Next, we need to clean up the data and wrangle it into a single dataframe.

#There is an issue with the "Relative Growth" column in the Dryad version of Table S4
#Values are hundreds or thousands, but inoculated plants did not grow 100-1000x more than controls
#In fact, the x-axis of Figure 5 in the original paper shows values from ~0.5-1.2 on a log scale
#So real values should be on the order of ~1-100x
#As a result, I recalculated Relative Growth Rate (RGR) from scratch
#I followed the methods described in the original paper, attempting to match the original analysis
table_S4$pop_block <- paste0(table_S4$Block, table_S4$`Host Line`) #Make a unique identifier for each block-host line combination
table_S4$Plant_biomass <- table_S4$`Shoots mass (g)`+table_S4$`Roots mass (g)` #Sum root and shoot mass
tmp <- subset(table_S4, Strain == "control") #Subset control plants only
table_S4 <- merge(table_S4, tmp[, c(1, 17, 18)], by="pop_block") #Match inoculated plants to controls based on which block and host line they were

#The footnotes for Table 1 in the original paper says when controls were substituted, so I follow suit here
table_S4[table_S4$`Plant #.y` == 111, 20] <- table_S4[table_S4$`Plant #.y` == 106, 20] #Sub 106 for 111
table_S4[table_S4$`Plant #.y` == 222, 20] <- table_S4[table_S4$`Plant #.y` == 216, 20] #Sub 216 for 222
table_S4[table_S4$`Plant #.y` == 669, 20] <- mean(c(unique(table_S4[table_S4$`Plant #.y` == 651, 20]), unique(table_S4[table_S4$`Plant #.y` == 660, 20]), unique(table_S4[table_S4$`Plant #.y` == 663, 20]), unique(table_S4[table_S4$`Plant #.y` == 680, 20]), unique(table_S4[table_S4$`Plant #.y` == 684, 20]))) #Sub mean of 651, 660, 663, 680, and 684 for 669

table_S4 <- subset(table_S4, `Shoots mass (g)` != "DEAD") #Exclude dead plants, as per paper
table_S4 <- subset(table_S4, Strain != "control") #Exclude uninoculated controls, as per paper
table_S4 <- subset(table_S4, `Total nodules` > 0) #Exclude inoculated plants that formed no nodules, as per paper
table_S4$RGR <- table_S4$Plant_biomass.x/table_S4$Plant_biomass.y #Re-calculate RGR (values look better)
-=-=-=-=-
## [PROBLEM DETAILS]
Write out the R data-cleaning code above in full, reproducing every line and comment without any changes.

## [PROVIDED INFORMATION]
-=-=-=-=-
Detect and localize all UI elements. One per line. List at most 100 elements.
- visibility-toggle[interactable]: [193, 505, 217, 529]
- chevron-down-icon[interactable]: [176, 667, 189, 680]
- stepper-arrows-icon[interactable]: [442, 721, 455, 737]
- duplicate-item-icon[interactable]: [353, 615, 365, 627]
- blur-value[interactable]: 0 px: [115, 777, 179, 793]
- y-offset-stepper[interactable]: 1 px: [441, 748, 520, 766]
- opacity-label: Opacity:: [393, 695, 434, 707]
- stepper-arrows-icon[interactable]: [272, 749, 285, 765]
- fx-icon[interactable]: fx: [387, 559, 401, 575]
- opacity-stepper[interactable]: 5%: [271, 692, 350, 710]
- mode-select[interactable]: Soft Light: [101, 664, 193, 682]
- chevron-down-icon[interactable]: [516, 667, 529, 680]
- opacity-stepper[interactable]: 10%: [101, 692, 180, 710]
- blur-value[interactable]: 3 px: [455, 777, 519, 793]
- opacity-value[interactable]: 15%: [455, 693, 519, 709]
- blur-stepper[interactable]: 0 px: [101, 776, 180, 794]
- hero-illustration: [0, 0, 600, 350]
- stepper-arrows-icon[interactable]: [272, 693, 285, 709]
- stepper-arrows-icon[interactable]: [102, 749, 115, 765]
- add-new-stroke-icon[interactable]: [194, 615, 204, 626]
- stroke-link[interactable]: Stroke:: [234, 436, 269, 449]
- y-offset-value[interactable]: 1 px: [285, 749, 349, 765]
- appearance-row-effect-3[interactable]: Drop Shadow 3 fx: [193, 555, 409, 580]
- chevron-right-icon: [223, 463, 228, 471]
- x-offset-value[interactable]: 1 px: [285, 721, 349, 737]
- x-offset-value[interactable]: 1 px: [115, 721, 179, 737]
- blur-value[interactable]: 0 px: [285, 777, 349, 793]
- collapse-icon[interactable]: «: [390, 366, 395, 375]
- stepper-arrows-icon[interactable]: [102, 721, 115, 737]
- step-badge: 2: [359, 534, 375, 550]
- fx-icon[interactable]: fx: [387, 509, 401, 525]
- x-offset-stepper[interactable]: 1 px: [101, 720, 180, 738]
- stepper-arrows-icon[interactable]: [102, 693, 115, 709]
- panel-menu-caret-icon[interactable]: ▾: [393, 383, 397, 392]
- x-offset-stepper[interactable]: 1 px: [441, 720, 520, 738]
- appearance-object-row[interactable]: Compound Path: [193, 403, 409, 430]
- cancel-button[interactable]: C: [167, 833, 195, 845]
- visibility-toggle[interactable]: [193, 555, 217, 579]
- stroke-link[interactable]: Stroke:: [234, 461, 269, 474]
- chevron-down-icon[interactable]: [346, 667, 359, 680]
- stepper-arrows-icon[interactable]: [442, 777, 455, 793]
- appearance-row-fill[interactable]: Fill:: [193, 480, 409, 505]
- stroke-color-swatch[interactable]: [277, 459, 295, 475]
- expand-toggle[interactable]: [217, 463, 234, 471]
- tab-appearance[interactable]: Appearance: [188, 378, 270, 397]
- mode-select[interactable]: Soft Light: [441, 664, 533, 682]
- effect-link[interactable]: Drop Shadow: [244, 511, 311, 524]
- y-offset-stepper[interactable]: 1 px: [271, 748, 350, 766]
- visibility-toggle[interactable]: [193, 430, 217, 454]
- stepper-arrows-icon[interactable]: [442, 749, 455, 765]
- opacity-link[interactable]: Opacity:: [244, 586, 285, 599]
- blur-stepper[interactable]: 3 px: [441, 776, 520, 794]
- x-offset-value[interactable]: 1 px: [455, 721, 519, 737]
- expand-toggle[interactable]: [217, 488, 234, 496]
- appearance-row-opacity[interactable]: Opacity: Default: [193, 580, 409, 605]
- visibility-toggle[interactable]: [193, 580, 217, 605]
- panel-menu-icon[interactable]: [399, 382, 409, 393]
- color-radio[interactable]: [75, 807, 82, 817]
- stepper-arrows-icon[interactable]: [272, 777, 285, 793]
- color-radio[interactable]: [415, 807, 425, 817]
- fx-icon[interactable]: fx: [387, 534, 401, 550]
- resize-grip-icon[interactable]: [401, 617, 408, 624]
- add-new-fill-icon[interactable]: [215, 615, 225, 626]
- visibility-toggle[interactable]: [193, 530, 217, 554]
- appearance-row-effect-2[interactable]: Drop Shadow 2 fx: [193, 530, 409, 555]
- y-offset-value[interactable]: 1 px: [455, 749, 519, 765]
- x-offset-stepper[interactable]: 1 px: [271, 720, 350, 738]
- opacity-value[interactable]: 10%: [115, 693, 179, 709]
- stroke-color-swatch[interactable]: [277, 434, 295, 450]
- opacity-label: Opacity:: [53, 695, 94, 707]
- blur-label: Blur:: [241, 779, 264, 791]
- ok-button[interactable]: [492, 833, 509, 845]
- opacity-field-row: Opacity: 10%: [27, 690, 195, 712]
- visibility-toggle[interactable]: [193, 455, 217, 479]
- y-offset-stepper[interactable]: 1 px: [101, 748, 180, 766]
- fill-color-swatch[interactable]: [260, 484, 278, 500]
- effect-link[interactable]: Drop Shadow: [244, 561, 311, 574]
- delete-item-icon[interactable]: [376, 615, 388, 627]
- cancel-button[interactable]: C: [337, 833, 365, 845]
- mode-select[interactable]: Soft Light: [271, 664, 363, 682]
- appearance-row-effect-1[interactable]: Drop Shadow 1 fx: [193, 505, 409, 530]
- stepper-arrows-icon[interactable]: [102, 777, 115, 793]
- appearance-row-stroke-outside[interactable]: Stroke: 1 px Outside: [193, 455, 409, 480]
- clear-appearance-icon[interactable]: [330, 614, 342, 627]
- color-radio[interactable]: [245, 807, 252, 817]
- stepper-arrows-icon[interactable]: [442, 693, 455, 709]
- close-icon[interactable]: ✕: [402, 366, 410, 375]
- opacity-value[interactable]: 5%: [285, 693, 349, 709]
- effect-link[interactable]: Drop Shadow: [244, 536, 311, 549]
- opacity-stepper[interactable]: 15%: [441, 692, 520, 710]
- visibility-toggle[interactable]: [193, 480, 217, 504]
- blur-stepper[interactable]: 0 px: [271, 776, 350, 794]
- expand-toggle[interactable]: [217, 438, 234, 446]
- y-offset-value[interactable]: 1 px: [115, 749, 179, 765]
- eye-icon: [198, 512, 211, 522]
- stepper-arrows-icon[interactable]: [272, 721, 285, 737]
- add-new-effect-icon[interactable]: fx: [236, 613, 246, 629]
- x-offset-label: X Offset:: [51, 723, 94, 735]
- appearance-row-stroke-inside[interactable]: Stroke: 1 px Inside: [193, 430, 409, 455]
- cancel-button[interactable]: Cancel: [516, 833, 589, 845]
-=-=-=-=-
## [THE RESPONSE]
Next, we need to clean up the data and wrangle it into a single dataframe.

#There is an issue with the "Relative Growth" column in the Dryad version of Table S4
#Values are hundreds or thousands, but inoculated plants did not grow 100-1000x more than controls
#In fact, the x-axis of Figure 5 in the original paper shows values from ~0.5-1.2 on a log scale
#So real values should be on the order of ~1-100x
#As a result, I recalculated Relative Growth Rate (RGR) from scratch
#I followed the methods described in the original paper, attempting to match the original analysis
table_S4$pop_block <- paste0(table_S4$Block, table_S4$`Host Line`) #Make a unique identifier for each block-host line combination
table_S4$Plant_biomass <- table_S4$`Shoots mass (g)`+table_S4$`Roots mass (g)` #Sum root and shoot mass
tmp <- subset(table_S4, Strain == "control") #Subset control plants only
table_S4 <- merge(table_S4, tmp[, c(1, 17, 18)], by="pop_block") #Match inoculated plants to controls based on which block and host line they were

#The footnotes for Table 1 in the original paper says when controls were substituted, so I follow suit here
table_S4[table_S4$`Plant #.y` == 111, 20] <- table_S4[table_S4$`Plant #.y` == 106, 20] #Sub 106 for 111
table_S4[table_S4$`Plant #.y` == 222, 20] <- table_S4[table_S4$`Plant #.y` == 216, 20] #Sub 216 for 222
table_S4[table_S4$`Plant #.y` == 669, 20] <- mean(c(unique(table_S4[table_S4$`Plant #.y` == 651, 20]), unique(table_S4[table_S4$`Plant #.y` == 660, 20]), unique(table_S4[table_S4$`Plant #.y` == 663, 20]), unique(table_S4[table_S4$`Plant #.y` == 680, 20]), unique(table_S4[table_S4$`Plant #.y` == 684, 20]))) #Sub mean of 651, 660, 663, 680, and 684 for 669

table_S4 <- subset(table_S4, `Shoots mass (g)` != "DEAD") #Exclude dead plants, as per paper
table_S4 <- subset(table_S4, Strain != "control") #Exclude uninoculated controls, as per paper
table_S4 <- subset(table_S4, `Total nodules` > 0) #Exclude inoculated plants that formed no nodules, as per paper
table_S4$RGR <- table_S4$Plant_biomass.x/table_S4$Plant_biomass.y #Re-calculate RGR (values look better)